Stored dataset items
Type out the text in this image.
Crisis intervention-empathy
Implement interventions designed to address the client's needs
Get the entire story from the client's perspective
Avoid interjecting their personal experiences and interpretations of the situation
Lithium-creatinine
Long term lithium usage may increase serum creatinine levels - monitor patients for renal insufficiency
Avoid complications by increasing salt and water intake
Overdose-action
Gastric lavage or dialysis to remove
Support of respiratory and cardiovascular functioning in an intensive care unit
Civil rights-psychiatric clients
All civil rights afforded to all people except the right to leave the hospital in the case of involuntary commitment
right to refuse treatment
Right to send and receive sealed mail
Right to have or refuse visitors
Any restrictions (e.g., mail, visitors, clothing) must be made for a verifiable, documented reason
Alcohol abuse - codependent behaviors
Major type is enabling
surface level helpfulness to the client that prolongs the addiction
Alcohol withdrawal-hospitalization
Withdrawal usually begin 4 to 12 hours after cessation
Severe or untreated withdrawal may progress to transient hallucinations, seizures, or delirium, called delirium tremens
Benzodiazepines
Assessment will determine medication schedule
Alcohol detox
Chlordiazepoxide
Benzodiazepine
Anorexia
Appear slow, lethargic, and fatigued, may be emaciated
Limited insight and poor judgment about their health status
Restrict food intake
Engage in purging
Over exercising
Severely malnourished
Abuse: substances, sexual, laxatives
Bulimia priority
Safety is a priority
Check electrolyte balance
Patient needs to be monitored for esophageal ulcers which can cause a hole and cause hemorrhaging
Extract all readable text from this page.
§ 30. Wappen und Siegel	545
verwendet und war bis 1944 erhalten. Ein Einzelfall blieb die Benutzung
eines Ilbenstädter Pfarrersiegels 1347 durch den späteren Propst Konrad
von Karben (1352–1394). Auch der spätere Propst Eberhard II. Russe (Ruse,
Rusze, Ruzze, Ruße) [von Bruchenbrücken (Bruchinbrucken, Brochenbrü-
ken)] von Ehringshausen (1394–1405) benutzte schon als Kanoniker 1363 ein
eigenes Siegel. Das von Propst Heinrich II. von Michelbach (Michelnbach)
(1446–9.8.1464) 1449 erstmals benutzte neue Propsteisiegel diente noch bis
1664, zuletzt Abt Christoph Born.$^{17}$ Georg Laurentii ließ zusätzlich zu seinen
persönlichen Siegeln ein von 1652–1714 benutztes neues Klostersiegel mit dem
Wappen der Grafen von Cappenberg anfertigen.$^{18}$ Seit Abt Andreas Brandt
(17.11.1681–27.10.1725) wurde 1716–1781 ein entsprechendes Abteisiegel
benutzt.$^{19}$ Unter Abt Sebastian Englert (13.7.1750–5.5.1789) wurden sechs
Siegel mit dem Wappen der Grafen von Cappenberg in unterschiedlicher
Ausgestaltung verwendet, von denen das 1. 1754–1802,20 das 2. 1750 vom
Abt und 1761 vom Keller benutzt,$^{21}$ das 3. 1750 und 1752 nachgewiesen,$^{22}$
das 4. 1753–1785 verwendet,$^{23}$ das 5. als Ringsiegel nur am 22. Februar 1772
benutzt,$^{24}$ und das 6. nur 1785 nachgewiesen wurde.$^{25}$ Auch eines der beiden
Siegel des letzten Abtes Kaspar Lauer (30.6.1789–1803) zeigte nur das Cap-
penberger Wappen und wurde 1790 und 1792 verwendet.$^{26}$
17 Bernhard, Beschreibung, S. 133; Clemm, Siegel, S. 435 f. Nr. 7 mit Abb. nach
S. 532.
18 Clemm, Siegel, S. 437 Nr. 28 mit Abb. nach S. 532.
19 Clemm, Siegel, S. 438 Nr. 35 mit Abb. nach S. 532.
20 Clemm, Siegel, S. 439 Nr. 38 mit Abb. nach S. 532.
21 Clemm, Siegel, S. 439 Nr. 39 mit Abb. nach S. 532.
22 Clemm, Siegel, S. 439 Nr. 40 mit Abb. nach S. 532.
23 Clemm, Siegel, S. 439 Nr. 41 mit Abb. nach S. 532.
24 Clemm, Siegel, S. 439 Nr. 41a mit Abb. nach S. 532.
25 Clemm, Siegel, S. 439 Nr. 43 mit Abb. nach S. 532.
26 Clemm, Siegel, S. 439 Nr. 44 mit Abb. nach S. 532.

What the task requires
Identify the lines in the entries that hold "mail" and return each one.

Answer section
Right to send and receive sealed mail
Any restrictions (e.g., mail, visitors, clothing) must be made for a verifiable, documented reason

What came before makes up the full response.